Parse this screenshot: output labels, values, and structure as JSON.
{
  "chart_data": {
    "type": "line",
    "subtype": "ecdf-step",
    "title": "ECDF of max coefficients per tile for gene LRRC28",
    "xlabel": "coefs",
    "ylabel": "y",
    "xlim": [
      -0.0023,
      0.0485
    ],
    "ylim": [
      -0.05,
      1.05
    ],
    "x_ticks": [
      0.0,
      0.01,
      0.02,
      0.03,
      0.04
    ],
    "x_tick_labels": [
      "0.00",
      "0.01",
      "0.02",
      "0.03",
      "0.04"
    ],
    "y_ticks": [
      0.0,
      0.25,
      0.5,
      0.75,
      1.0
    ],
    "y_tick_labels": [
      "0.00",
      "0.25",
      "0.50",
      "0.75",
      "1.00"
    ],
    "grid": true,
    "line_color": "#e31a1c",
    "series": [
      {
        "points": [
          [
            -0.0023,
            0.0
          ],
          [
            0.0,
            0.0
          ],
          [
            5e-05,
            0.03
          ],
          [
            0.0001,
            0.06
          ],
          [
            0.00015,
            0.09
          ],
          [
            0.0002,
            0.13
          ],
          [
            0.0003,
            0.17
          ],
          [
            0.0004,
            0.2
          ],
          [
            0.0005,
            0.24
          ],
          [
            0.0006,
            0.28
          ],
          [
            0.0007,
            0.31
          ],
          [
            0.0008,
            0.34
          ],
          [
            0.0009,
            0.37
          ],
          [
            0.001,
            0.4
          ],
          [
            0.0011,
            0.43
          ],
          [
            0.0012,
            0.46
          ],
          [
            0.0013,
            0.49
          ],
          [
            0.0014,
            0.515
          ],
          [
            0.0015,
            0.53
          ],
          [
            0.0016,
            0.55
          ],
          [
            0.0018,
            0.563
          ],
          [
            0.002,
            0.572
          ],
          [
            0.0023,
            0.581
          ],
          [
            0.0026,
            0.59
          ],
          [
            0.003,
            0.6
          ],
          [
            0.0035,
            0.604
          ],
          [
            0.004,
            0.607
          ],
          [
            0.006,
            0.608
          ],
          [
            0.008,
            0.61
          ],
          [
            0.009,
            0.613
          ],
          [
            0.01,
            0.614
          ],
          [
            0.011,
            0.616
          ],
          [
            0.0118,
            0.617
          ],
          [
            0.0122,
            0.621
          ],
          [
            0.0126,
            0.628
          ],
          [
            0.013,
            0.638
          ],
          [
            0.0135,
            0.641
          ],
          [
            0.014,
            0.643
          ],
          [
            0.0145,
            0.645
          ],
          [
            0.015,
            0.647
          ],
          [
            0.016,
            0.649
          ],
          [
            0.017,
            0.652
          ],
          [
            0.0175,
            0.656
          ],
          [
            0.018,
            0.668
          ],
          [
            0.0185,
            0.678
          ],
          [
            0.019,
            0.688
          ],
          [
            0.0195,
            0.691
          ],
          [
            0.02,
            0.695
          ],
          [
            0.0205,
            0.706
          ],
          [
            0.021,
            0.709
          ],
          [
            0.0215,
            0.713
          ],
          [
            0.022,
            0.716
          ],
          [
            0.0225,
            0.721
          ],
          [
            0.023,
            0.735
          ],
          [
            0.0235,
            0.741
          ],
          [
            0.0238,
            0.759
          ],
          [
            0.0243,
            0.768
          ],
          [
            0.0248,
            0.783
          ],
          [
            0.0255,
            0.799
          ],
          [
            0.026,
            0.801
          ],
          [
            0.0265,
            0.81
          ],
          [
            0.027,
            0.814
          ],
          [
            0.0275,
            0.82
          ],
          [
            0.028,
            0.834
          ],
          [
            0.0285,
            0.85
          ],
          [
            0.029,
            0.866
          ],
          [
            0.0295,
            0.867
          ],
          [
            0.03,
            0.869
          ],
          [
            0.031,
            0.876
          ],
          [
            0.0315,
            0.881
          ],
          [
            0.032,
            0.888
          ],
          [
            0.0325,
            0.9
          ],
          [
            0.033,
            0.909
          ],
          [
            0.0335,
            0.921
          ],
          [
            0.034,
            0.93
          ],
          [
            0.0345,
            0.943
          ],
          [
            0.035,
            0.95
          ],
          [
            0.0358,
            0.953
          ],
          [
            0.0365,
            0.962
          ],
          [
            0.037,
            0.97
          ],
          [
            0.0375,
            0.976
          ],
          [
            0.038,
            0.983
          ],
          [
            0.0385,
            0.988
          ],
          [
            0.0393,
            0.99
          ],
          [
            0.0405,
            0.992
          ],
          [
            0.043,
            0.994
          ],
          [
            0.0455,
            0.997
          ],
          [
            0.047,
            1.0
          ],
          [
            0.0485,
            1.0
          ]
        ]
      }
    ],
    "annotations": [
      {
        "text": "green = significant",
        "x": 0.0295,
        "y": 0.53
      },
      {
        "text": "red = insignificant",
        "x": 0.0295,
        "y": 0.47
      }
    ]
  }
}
:::::
Required work ->
Retype every record exactly, omitting nothing.

Final answer ->
Parse this screenshot: output labels, values, and structure as JSON.
{
  "chart_data": {
    "type": "line",
    "subtype": "ecdf-step",
    "title": "ECDF of max coefficients per tile for gene LRRC28",
    "xlabel": "coefs",
    "ylabel": "y",
    "xlim": [
      -0.0023,
      0.0485
    ],
    "ylim": [
      -0.05,
      1.05
    ],
    "x_ticks": [
      0.0,
      0.01,
      0.02,
      0.03,
      0.04
    ],
    "x_tick_labels": [
      "0.00",
      "0.01",
      "0.02",
      "0.03",
      "0.04"
    ],
    "y_ticks": [
      0.0,
      0.25,
      0.5,
      0.75,
      1.0
    ],
    "y_tick_labels": [
      "0.00",
      "0.25",
      "0.50",
      "0.75",
      "1.00"
    ],
    "grid": true,
    "line_color": "#e31a1c",
    "series": [
      {
        "points": [
          [
            -0.0023,
            0.0
          ],
          [
            0.0,
            0.0
          ],
          [
            5e-05,
            0.03
          ],
          [
            0.0001,
            0.06
          ],
          [
            0.00015,
            0.09
          ],
          [
            0.0002,
            0.13
          ],
          [
            0.0003,
            0.17
          ],
          [
            0.0004,
            0.2
          ],
          [
            0.0005,
            0.24
          ],
          [
            0.0006,
            0.28
          ],
          [
            0.0007,
            0.31
          ],
          [
            0.0008,
            0.34
          ],
          [
            0.0009,
            0.37
          ],
          [
            0.001,
            0.4
          ],
          [
            0.0011,
            0.43
          ],
          [
            0.0012,
            0.46
          ],
          [
            0.0013,
            0.49
          ],
          [
            0.0014,
            0.515
          ],
          [
            0.0015,
            0.53
          ],
          [
            0.0016,
            0.55
          ],
          [
            0.0018,
            0.563
          ],
          [
            0.002,
            0.572
          ],
          [
            0.0023,
            0.581
          ],
          [
            0.0026,
            0.59
          ],
          [
            0.003,
            0.6
          ],
          [
            0.0035,
            0.604
          ],
          [
            0.004,
            0.607
          ],
          [
            0.006,
            0.608
          ],
          [
            0.008,
            0.61
          ],
          [
            0.009,
            0.613
          ],
          [
            0.01,
            0.614
          ],
          [
            0.011,
            0.616
          ],
          [
            0.0118,
            0.617
          ],
          [
            0.0122,
            0.621
          ],
          [
            0.0126,
            0.628
          ],
          [
            0.013,
            0.638
          ],
          [
            0.0135,
            0.641
          ],
          [
            0.014,
            0.643
          ],
          [
            0.0145,
            0.645
          ],
          [
            0.015,
            0.647
          ],
          [
            0.016,
            0.649
          ],
          [
            0.017,
            0.652
          ],
          [
            0.0175,
            0.656
          ],
          [
            0.018,
            0.668
          ],
          [
            0.0185,
            0.678
          ],
          [
            0.019,
            0.688
          ],
          [
            0.0195,
            0.691
          ],
          [
            0.02,
            0.695
          ],
          [
            0.0205,
            0.706
          ],
          [
            0.021,
            0.709
          ],
          [
            0.0215,
            0.713
          ],
          [
            0.022,
            0.716
          ],
          [
            0.0225,
            0.721
          ],
          [
            0.023,
            0.735
          ],
          [
            0.0235,
            0.741
          ],
          [
            0.0238,
            0.759
          ],
          [
            0.0243,
            0.768
          ],
          [
            0.0248,
            0.783
          ],
          [
            0.0255,
            0.799
          ],
          [
            0.026,
            0.801
          ],
          [
            0.0265,
            0.81
          ],
          [
            0.027,
            0.814
          ],
          [
            0.0275,
            0.82
          ],
          [
            0.028,
            0.834
          ],
          [
            0.0285,
            0.85
          ],
          [
            0.029,
            0.866
          ],
          [
            0.0295,
            0.867
          ],
          [
            0.03,
            0.869
          ],
          [
            0.031,
            0.876
          ],
          [
            0.0315,
            0.881
          ],
          [
            0.032,
            0.888
          ],
          [
            0.0325,
            0.9
          ],
          [
            0.033,
            0.909
          ],
          [
            0.0335,
            0.921
          ],
          [
            0.034,
            0.93
          ],
          [
            0.0345,
            0.943
          ],
          [
            0.035,
            0.95
          ],
          [
            0.0358,
            0.953
          ],
          [
            0.0365,
            0.962
          ],
          [
            0.037,
            0.97
          ],
          [
            0.0375,
            0.976
          ],
          [
            0.038,
            0.983
          ],
          [
            0.0385,
            0.988
          ],
          [
            0.0393,
            0.99
          ],
          [
            0.0405,
            0.992
          ],
          [
            0.043,
            0.994
          ],
          [
            0.0455,
            0.997
          ],
          [
            0.047,
            1.0
          ],
          [
            0.0485,
            1.0
          ]
        ]
      }
    ],
    "annotations": [
      {
        "text": "green = significant",
        "x": 0.0295,
        "y": 0.53
      },
      {
        "text": "red = insignificant",
        "x": 0.0295,
        "y": 0.47
      }
    ]
  }
}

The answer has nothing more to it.